Rows from a figure dataset -
*****
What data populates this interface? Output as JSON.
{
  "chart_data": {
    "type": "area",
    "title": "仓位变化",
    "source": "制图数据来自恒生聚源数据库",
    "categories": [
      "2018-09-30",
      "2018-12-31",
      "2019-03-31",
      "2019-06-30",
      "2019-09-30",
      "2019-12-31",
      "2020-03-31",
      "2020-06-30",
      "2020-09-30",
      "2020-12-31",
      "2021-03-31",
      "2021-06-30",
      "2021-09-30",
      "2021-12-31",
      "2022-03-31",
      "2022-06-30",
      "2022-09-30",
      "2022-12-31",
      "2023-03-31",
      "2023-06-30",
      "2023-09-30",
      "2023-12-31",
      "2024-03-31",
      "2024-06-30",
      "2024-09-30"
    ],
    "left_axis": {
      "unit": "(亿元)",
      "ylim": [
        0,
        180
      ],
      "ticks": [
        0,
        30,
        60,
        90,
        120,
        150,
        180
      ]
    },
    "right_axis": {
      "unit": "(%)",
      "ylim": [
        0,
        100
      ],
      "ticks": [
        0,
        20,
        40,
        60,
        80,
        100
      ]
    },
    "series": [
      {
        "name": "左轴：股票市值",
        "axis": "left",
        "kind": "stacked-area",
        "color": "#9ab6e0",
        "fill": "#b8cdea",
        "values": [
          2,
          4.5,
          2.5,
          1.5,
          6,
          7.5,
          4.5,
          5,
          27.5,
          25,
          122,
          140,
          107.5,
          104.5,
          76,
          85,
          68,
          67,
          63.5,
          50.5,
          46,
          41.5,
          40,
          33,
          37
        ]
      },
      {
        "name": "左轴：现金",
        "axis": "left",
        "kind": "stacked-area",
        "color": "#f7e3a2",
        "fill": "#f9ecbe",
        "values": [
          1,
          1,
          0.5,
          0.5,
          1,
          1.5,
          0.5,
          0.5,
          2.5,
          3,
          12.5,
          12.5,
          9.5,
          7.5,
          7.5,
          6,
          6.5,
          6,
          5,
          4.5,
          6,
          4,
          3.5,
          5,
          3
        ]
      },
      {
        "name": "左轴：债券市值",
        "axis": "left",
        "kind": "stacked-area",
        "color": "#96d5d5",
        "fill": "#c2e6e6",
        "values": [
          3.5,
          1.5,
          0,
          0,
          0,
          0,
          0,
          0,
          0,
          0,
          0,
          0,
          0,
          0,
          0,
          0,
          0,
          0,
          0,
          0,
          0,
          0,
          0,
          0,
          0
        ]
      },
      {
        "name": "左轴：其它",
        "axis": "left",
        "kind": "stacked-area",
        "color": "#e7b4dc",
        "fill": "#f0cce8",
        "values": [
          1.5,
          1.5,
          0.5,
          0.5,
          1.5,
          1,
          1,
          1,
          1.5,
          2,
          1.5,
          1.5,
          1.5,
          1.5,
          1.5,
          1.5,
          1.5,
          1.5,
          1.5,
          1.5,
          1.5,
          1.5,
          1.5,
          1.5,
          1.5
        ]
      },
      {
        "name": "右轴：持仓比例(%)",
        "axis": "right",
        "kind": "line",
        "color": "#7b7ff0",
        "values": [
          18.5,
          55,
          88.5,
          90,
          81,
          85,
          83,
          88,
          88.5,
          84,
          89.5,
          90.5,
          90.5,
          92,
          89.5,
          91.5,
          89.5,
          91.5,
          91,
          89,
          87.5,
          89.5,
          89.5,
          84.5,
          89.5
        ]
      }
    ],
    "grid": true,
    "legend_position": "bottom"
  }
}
*****
Aim - In the listing, find each line with the string "name" and copy it.

Result for this task -
        "name": "左轴：股票市值",
        "name": "左轴：现金",
        "name": "左轴：债券市值",
        "name": "左轴：其它",
        "name": "右轴：持仓比例(%)",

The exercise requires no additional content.